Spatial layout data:
[start]
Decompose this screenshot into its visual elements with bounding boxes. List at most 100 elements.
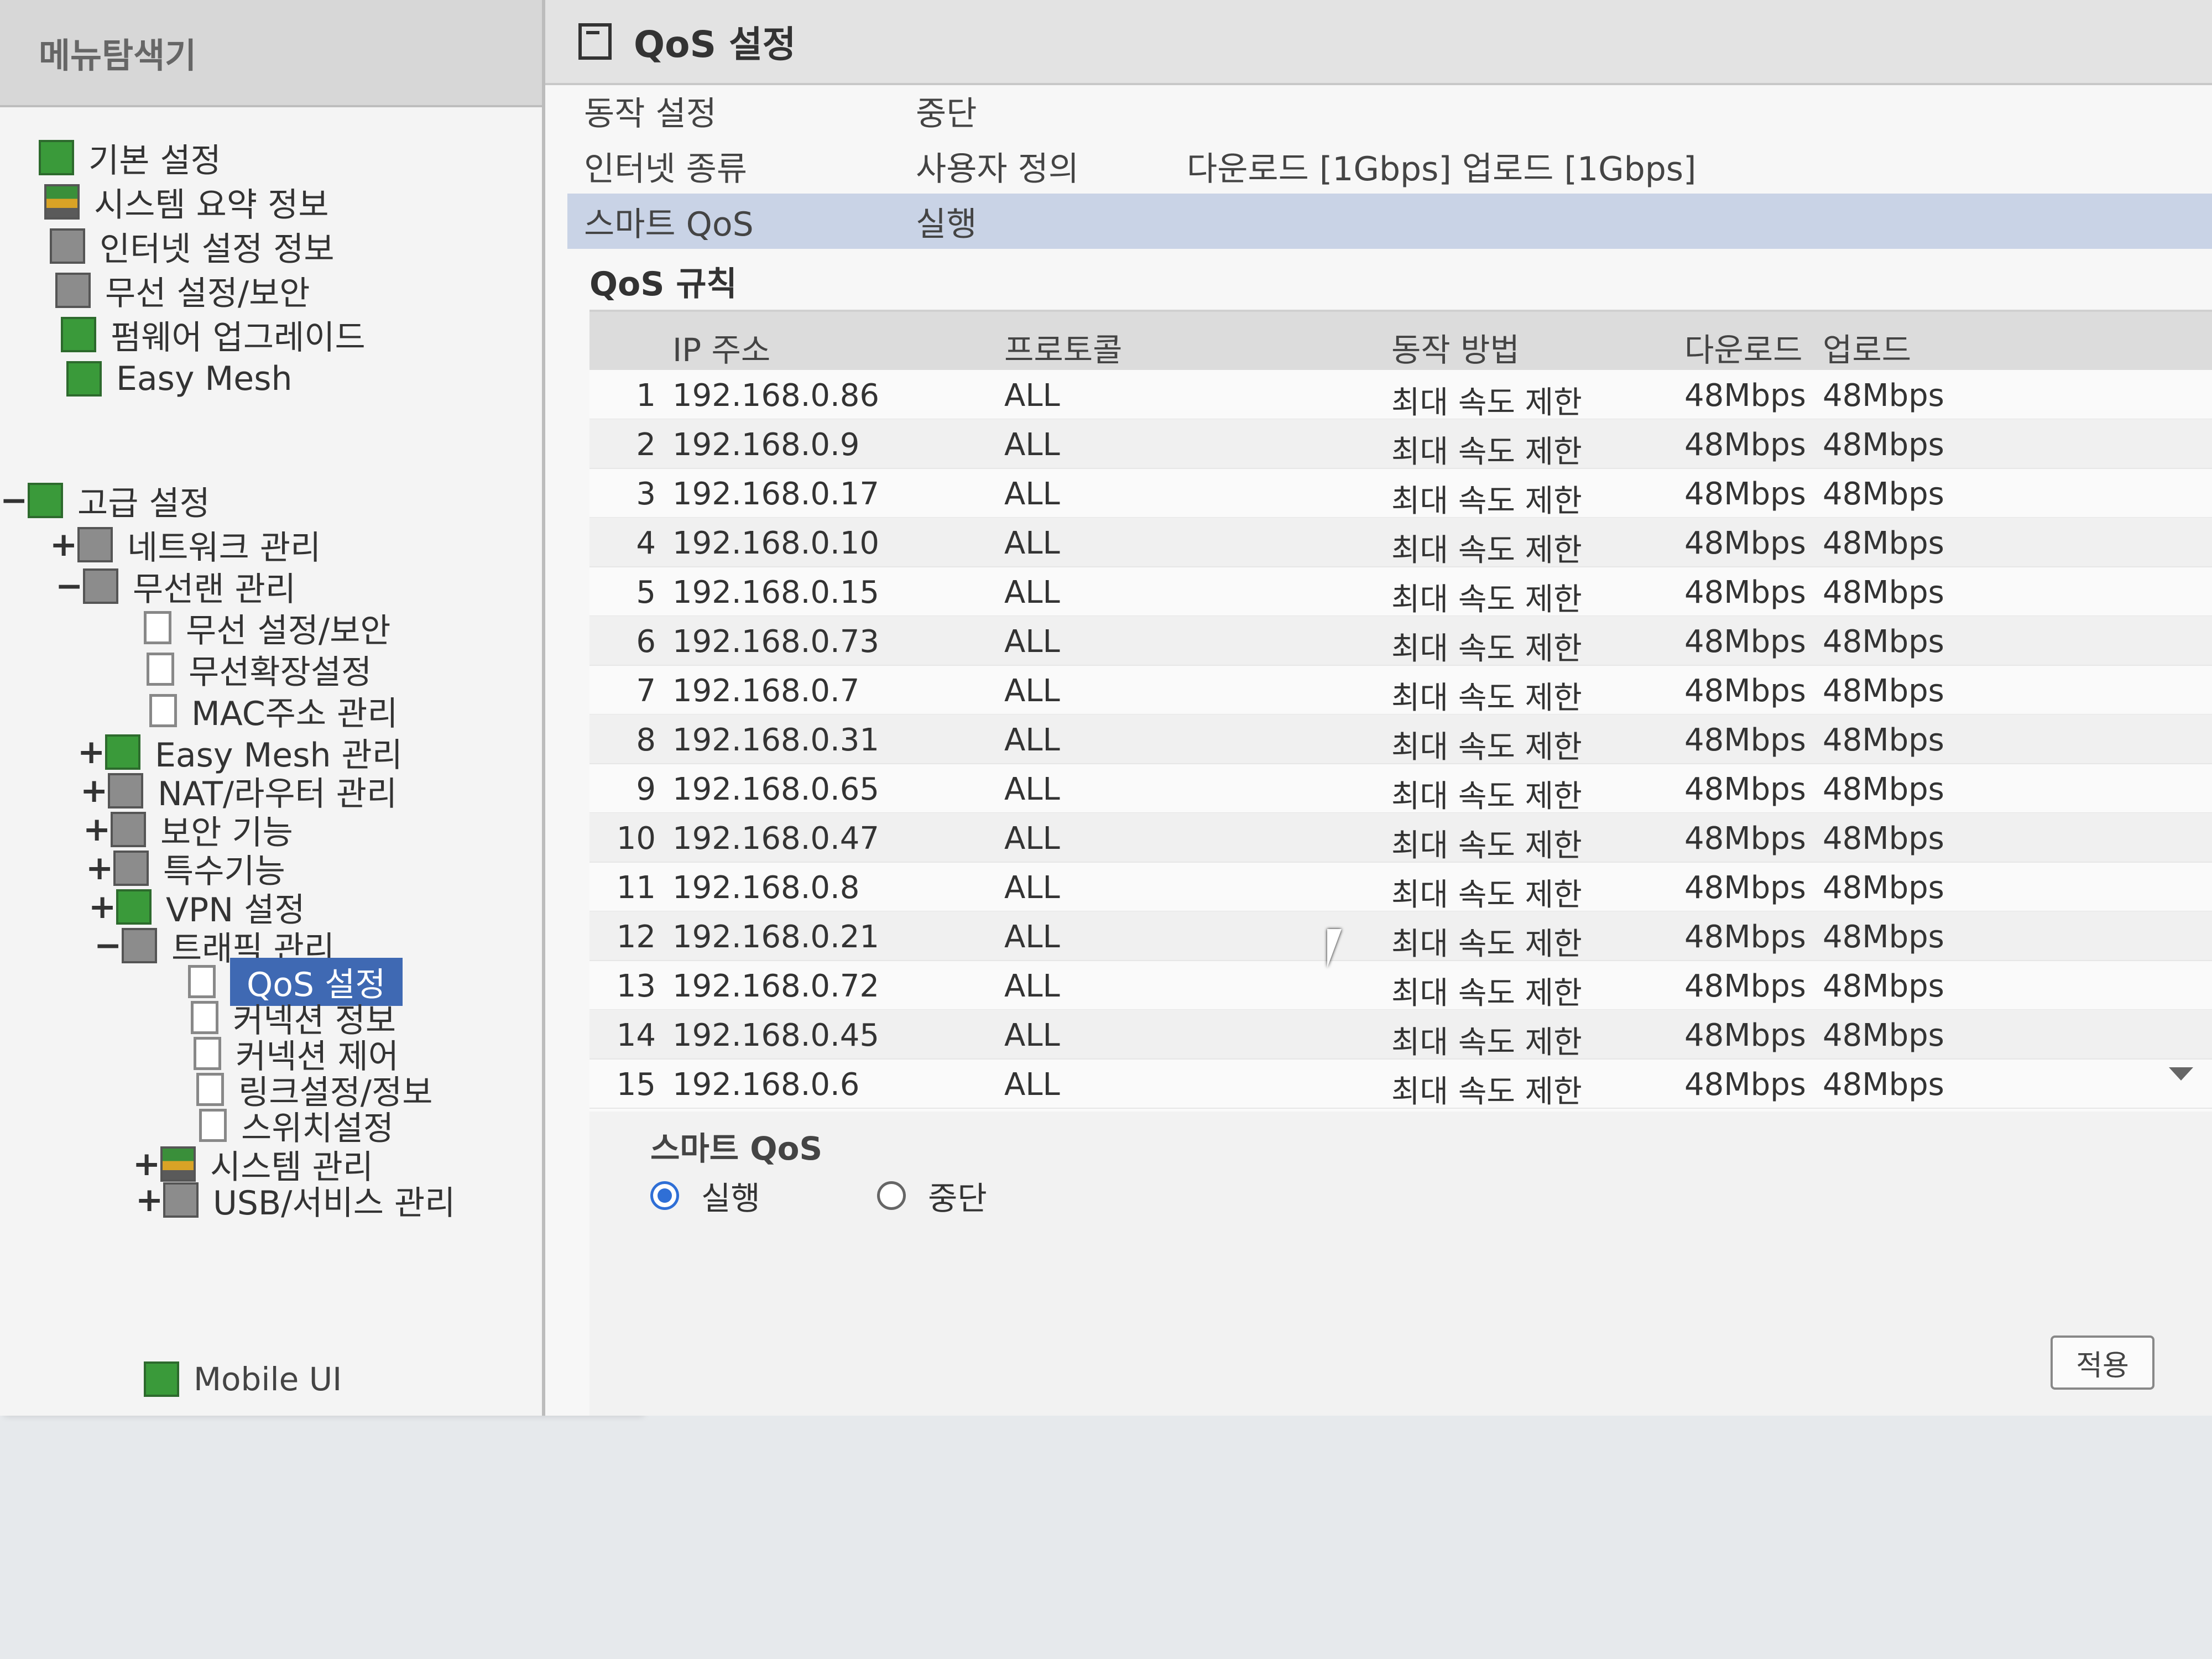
table-row[interactable]: 6 192.168.0.73 ALL 최대 속도 제한 48Mbps 48Mbps — [589, 616, 2212, 667]
internet-type-value: 사용자 정의 — [916, 149, 1079, 189]
rule-protocol: ALL — [1004, 624, 1060, 660]
collapse-icon[interactable]: − — [0, 481, 28, 520]
table-row[interactable]: 7 192.168.0.7 ALL 최대 속도 제한 48Mbps 48Mbps — [589, 665, 2212, 716]
rule-upload: 48Mbps — [1823, 624, 1944, 660]
rule-ip: 192.168.0.47 — [672, 821, 880, 857]
mesh-icon — [66, 361, 102, 397]
rule-ip: 192.168.0.21 — [672, 919, 880, 955]
menu-advanced-settings[interactable]: − 고급 설정 — [0, 478, 210, 523]
radio-checked-icon[interactable] — [650, 1181, 679, 1210]
mobile-ui-link[interactable]: Mobile UI — [144, 1360, 342, 1398]
table-row[interactable]: 3 192.168.0.17 ALL 최대 속도 제한 48Mbps 48Mbps — [589, 468, 2212, 519]
operation-label: 동작 설정 — [584, 94, 717, 133]
monitor-icon — [50, 228, 85, 264]
smart-qos-title: 스마트 QoS — [650, 1130, 823, 1167]
rule-ip: 192.168.0.15 — [672, 575, 880, 611]
page-icon — [199, 1109, 227, 1142]
rule-upload: 48Mbps — [1823, 968, 1944, 1004]
rule-ip: 192.168.0.72 — [672, 968, 880, 1004]
expand-icon[interactable]: + — [88, 888, 116, 926]
smart-qos-stop-option[interactable]: 중단 — [877, 1172, 987, 1219]
collapse-icon[interactable]: − — [55, 567, 83, 606]
page-icon — [191, 1001, 218, 1034]
menu-firmware-upgrade[interactable]: 펌웨어 업그레이드 — [61, 312, 366, 357]
rule-upload: 48Mbps — [1823, 378, 1944, 414]
rule-upload: 48Mbps — [1823, 575, 1944, 611]
gear-folder-icon — [39, 140, 74, 175]
lock-folder-icon — [111, 812, 146, 847]
menu-wlan-management[interactable]: − 무선랜 관리 — [55, 564, 296, 609]
rule-action: 최대 속도 제한 — [1391, 582, 1582, 618]
rule-protocol: ALL — [1004, 968, 1060, 1004]
rule-protocol: ALL — [1004, 378, 1060, 414]
rule-action: 최대 속도 제한 — [1391, 1074, 1582, 1110]
table-row[interactable]: 12 192.168.0.21 ALL 최대 속도 제한 48Mbps 48Mbps — [589, 911, 2212, 962]
table-row[interactable]: 10 192.168.0.47 ALL 최대 속도 제한 48Mbps 48Mbps — [589, 813, 2212, 864]
expand-icon[interactable]: + — [86, 849, 113, 888]
rule-download: 48Mbps — [1684, 427, 1806, 463]
rule-upload: 48Mbps — [1823, 427, 1944, 463]
router-folder-icon — [108, 773, 143, 808]
rule-ip: 192.168.0.31 — [672, 722, 880, 758]
rule-no: 6 — [636, 624, 656, 660]
table-row[interactable]: 1 192.168.0.86 ALL 최대 속도 제한 48Mbps 48Mbps — [589, 370, 2212, 421]
menu-mac-management[interactable]: MAC주소 관리 — [149, 688, 398, 733]
menu-system-summary[interactable]: 시스템 요약 정보 — [44, 180, 329, 225]
rule-upload: 48Mbps — [1823, 919, 1944, 955]
rule-no: 3 — [636, 476, 656, 512]
menu-easy-mesh[interactable]: Easy Mesh — [66, 357, 293, 401]
menu-basic-settings[interactable]: 기본 설정 — [11, 135, 221, 180]
apply-button[interactable]: 적용 — [2051, 1335, 2154, 1390]
expand-icon[interactable]: + — [80, 771, 108, 810]
settings-window-icon — [578, 23, 612, 60]
rule-action: 최대 속도 제한 — [1391, 533, 1582, 568]
rule-ip: 192.168.0.7 — [672, 673, 860, 709]
table-row[interactable]: 13 192.168.0.72 ALL 최대 속도 제한 48Mbps 48Mbps — [589, 961, 2212, 1011]
rule-protocol: ALL — [1004, 919, 1060, 955]
expand-icon[interactable]: + — [135, 1181, 163, 1219]
scroll-down-arrow-icon[interactable] — [2169, 1067, 2193, 1081]
table-row[interactable]: 15 192.168.0.6 ALL 최대 속도 제한 48Mbps 48Mbps — [589, 1059, 2212, 1110]
rule-download: 48Mbps — [1684, 1018, 1806, 1053]
expand-icon[interactable]: + — [77, 733, 105, 771]
col-ip-header: IP 주소 — [672, 331, 771, 369]
internet-type-label: 인터넷 종류 — [584, 149, 748, 189]
rule-download: 48Mbps — [1684, 722, 1806, 758]
menu-internet-info[interactable]: 인터넷 설정 정보 — [50, 224, 335, 269]
smart-qos-section: 스마트 QoS 실행 중단 적용 — [589, 1112, 2212, 1416]
rule-action: 최대 속도 제한 — [1391, 877, 1582, 913]
table-row[interactable]: 8 192.168.0.31 ALL 최대 속도 제한 48Mbps 48Mbps — [589, 714, 2212, 765]
menu-wireless-extension[interactable]: 무선확장설정 — [147, 647, 372, 692]
table-row[interactable]: 9 192.168.0.65 ALL 최대 속도 제한 48Mbps 48Mbps — [589, 764, 2212, 815]
rule-protocol: ALL — [1004, 476, 1060, 512]
expand-icon[interactable]: + — [83, 810, 111, 849]
rule-action: 최대 속도 제한 — [1391, 680, 1582, 716]
radio-unchecked-icon[interactable] — [877, 1181, 906, 1210]
menu-wlan-security[interactable]: 무선 설정/보안 — [144, 606, 391, 650]
table-row[interactable]: 4 192.168.0.10 ALL 최대 속도 제한 48Mbps 48Mbps — [589, 518, 2212, 568]
table-row[interactable]: 14 192.168.0.45 ALL 최대 속도 제한 48Mbps 48Mbps — [589, 1010, 2212, 1061]
rule-upload: 48Mbps — [1823, 821, 1944, 857]
rule-action: 최대 속도 제한 — [1391, 1025, 1582, 1061]
rule-no: 1 — [636, 378, 656, 414]
rule-upload: 48Mbps — [1823, 525, 1944, 561]
collapse-icon[interactable]: − — [94, 926, 122, 965]
rule-protocol: ALL — [1004, 771, 1060, 807]
rule-protocol: ALL — [1004, 1067, 1060, 1103]
menu-wireless-security[interactable]: 무선 설정/보안 — [55, 268, 310, 313]
menu-network-management[interactable]: + 네트워크 관리 — [50, 523, 321, 567]
rule-download: 48Mbps — [1684, 968, 1806, 1004]
table-row[interactable]: 11 192.168.0.8 ALL 최대 속도 제한 48Mbps 48Mbps — [589, 862, 2212, 913]
rule-ip: 192.168.0.45 — [672, 1018, 880, 1053]
menu-usb-service[interactable]: + USB/서비스 관리 — [135, 1178, 455, 1223]
rule-ip: 192.168.0.86 — [672, 378, 880, 414]
special-folder-icon — [113, 851, 149, 886]
table-row[interactable]: 2 192.168.0.9 ALL 최대 속도 제한 48Mbps 48Mbps — [589, 419, 2212, 470]
smart-qos-run-option[interactable]: 실행 — [650, 1172, 760, 1219]
rule-no: 13 — [616, 968, 656, 1004]
expand-icon[interactable]: + — [50, 525, 77, 564]
col-upload-header: 업로드 — [1823, 331, 1912, 369]
table-row[interactable]: 5 192.168.0.15 ALL 최대 속도 제한 48Mbps 48Mbps — [589, 567, 2212, 618]
rule-ip: 192.168.0.73 — [672, 624, 880, 660]
rule-protocol: ALL — [1004, 722, 1060, 758]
[end]
- What is being asked: Please reproduce the records above word for word, every line of them, but omit the pictures.

- Result of the exercise:
Decompose this screenshot into its visual elements with bounding boxes. List at most 100 elements.
table-row[interactable]: 6 192.168.0.73 ALL 최대 속도 제한 48Mbps 48Mbps — [589, 616, 2212, 667]
internet-type-value: 사용자 정의 — [916, 149, 1079, 189]
rule-protocol: ALL — [1004, 624, 1060, 660]
collapse-icon[interactable]: − — [0, 481, 28, 520]
table-row[interactable]: 7 192.168.0.7 ALL 최대 속도 제한 48Mbps 48Mbps — [589, 665, 2212, 716]
rule-upload: 48Mbps — [1823, 624, 1944, 660]
rule-ip: 192.168.0.47 — [672, 821, 880, 857]
mesh-icon — [66, 361, 102, 397]
rule-ip: 192.168.0.21 — [672, 919, 880, 955]
menu-advanced-settings[interactable]: − 고급 설정 — [0, 478, 210, 523]
radio-checked-icon[interactable] — [650, 1181, 679, 1210]
mobile-ui-link[interactable]: Mobile UI — [144, 1360, 342, 1398]
table-row[interactable]: 3 192.168.0.17 ALL 최대 속도 제한 48Mbps 48Mbps — [589, 468, 2212, 519]
operation-label: 동작 설정 — [584, 94, 717, 133]
monitor-icon — [50, 228, 85, 264]
smart-qos-title: 스마트 QoS — [650, 1130, 823, 1167]
rule-ip: 192.168.0.15 — [672, 575, 880, 611]
page-icon — [199, 1109, 227, 1142]
rule-upload: 48Mbps — [1823, 968, 1944, 1004]
rule-ip: 192.168.0.72 — [672, 968, 880, 1004]
expand-icon[interactable]: + — [88, 888, 116, 926]
smart-qos-stop-option[interactable]: 중단 — [877, 1172, 987, 1219]
collapse-icon[interactable]: − — [55, 567, 83, 606]
page-icon — [191, 1001, 218, 1034]
menu-firmware-upgrade[interactable]: 펌웨어 업그레이드 — [61, 312, 366, 357]
rule-upload: 48Mbps — [1823, 378, 1944, 414]
rule-upload: 48Mbps — [1823, 575, 1944, 611]
gear-folder-icon — [39, 140, 74, 175]
lock-folder-icon — [111, 812, 146, 847]
menu-wlan-management[interactable]: − 무선랜 관리 — [55, 564, 296, 609]
rule-action: 최대 속도 제한 — [1391, 582, 1582, 618]
rule-protocol: ALL — [1004, 968, 1060, 1004]
rule-protocol: ALL — [1004, 378, 1060, 414]
rule-action: 최대 속도 제한 — [1391, 1074, 1582, 1110]
table-row[interactable]: 12 192.168.0.21 ALL 최대 속도 제한 48Mbps 48Mbps — [589, 911, 2212, 962]
table-row[interactable]: 10 192.168.0.47 ALL 최대 속도 제한 48Mbps 48Mbps — [589, 813, 2212, 864]
expand-icon[interactable]: + — [86, 849, 113, 888]
rule-download: 48Mbps — [1684, 427, 1806, 463]
rule-upload: 48Mbps — [1823, 427, 1944, 463]
router-folder-icon — [108, 773, 143, 808]
rule-ip: 192.168.0.31 — [672, 722, 880, 758]
rule-no: 6 — [636, 624, 656, 660]
table-row[interactable]: 1 192.168.0.86 ALL 최대 속도 제한 48Mbps 48Mbps — [589, 370, 2212, 421]
menu-mac-management[interactable]: MAC주소 관리 — [149, 688, 398, 733]
menu-system-summary[interactable]: 시스템 요약 정보 — [44, 180, 329, 225]
rule-upload: 48Mbps — [1823, 919, 1944, 955]
rule-no: 3 — [636, 476, 656, 512]
menu-easy-mesh[interactable]: Easy Mesh — [66, 357, 293, 401]
menu-basic-settings[interactable]: 기본 설정 — [11, 135, 221, 180]
apply-button[interactable]: 적용 — [2051, 1335, 2154, 1390]
expand-icon[interactable]: + — [80, 771, 108, 810]
settings-window-icon — [578, 23, 612, 60]
rule-action: 최대 속도 제한 — [1391, 533, 1582, 568]
rule-ip: 192.168.0.7 — [672, 673, 860, 709]
table-row[interactable]: 13 192.168.0.72 ALL 최대 속도 제한 48Mbps 48Mbps — [589, 961, 2212, 1011]
rule-protocol: ALL — [1004, 919, 1060, 955]
expand-icon[interactable]: + — [135, 1181, 163, 1219]
scroll-down-arrow-icon[interactable] — [2169, 1067, 2193, 1081]
table-row[interactable]: 15 192.168.0.6 ALL 최대 속도 제한 48Mbps 48Mbps — [589, 1059, 2212, 1110]
rule-download: 48Mbps — [1684, 1018, 1806, 1053]
expand-icon[interactable]: + — [77, 733, 105, 771]
col-ip-header: IP 주소 — [672, 331, 771, 369]
internet-type-label: 인터넷 종류 — [584, 149, 748, 189]
rule-download: 48Mbps — [1684, 722, 1806, 758]
menu-internet-info[interactable]: 인터넷 설정 정보 — [50, 224, 335, 269]
smart-qos-section: 스마트 QoS 실행 중단 적용 — [589, 1112, 2212, 1416]
rule-action: 최대 속도 제한 — [1391, 877, 1582, 913]
table-row[interactable]: 8 192.168.0.31 ALL 최대 속도 제한 48Mbps 48Mbps — [589, 714, 2212, 765]
menu-wireless-extension[interactable]: 무선확장설정 — [147, 647, 372, 692]
table-row[interactable]: 9 192.168.0.65 ALL 최대 속도 제한 48Mbps 48Mbps — [589, 764, 2212, 815]
rule-protocol: ALL — [1004, 476, 1060, 512]
expand-icon[interactable]: + — [83, 810, 111, 849]
rule-action: 최대 속도 제한 — [1391, 680, 1582, 716]
radio-unchecked-icon[interactable] — [877, 1181, 906, 1210]
menu-wlan-security[interactable]: 무선 설정/보안 — [144, 606, 391, 650]
table-row[interactable]: 4 192.168.0.10 ALL 최대 속도 제한 48Mbps 48Mbps — [589, 518, 2212, 568]
table-row[interactable]: 14 192.168.0.45 ALL 최대 속도 제한 48Mbps 48Mbps — [589, 1010, 2212, 1061]
rule-upload: 48Mbps — [1823, 821, 1944, 857]
rule-action: 최대 속도 제한 — [1391, 1025, 1582, 1061]
rule-no: 1 — [636, 378, 656, 414]
rule-upload: 48Mbps — [1823, 525, 1944, 561]
collapse-icon[interactable]: − — [94, 926, 122, 965]
rule-protocol: ALL — [1004, 771, 1060, 807]
rule-protocol: ALL — [1004, 1067, 1060, 1103]
menu-wireless-security[interactable]: 무선 설정/보안 — [55, 268, 310, 313]
menu-network-management[interactable]: + 네트워크 관리 — [50, 523, 321, 567]
rule-download: 48Mbps — [1684, 968, 1806, 1004]
table-row[interactable]: 11 192.168.0.8 ALL 최대 속도 제한 48Mbps 48Mbps — [589, 862, 2212, 913]
rule-ip: 192.168.0.45 — [672, 1018, 880, 1053]
menu-usb-service[interactable]: + USB/서비스 관리 — [135, 1178, 455, 1223]
rule-ip: 192.168.0.86 — [672, 378, 880, 414]
special-folder-icon — [113, 851, 149, 886]
table-row[interactable]: 2 192.168.0.9 ALL 최대 속도 제한 48Mbps 48Mbps — [589, 419, 2212, 470]
smart-qos-run-option[interactable]: 실행 — [650, 1172, 760, 1219]
rule-no: 13 — [616, 968, 656, 1004]
expand-icon[interactable]: + — [50, 525, 77, 564]
col-upload-header: 업로드 — [1823, 331, 1912, 369]
table-row[interactable]: 5 192.168.0.15 ALL 최대 속도 제한 48Mbps 48Mbps — [589, 567, 2212, 618]
rule-ip: 192.168.0.73 — [672, 624, 880, 660]
rule-protocol: ALL — [1004, 722, 1060, 758]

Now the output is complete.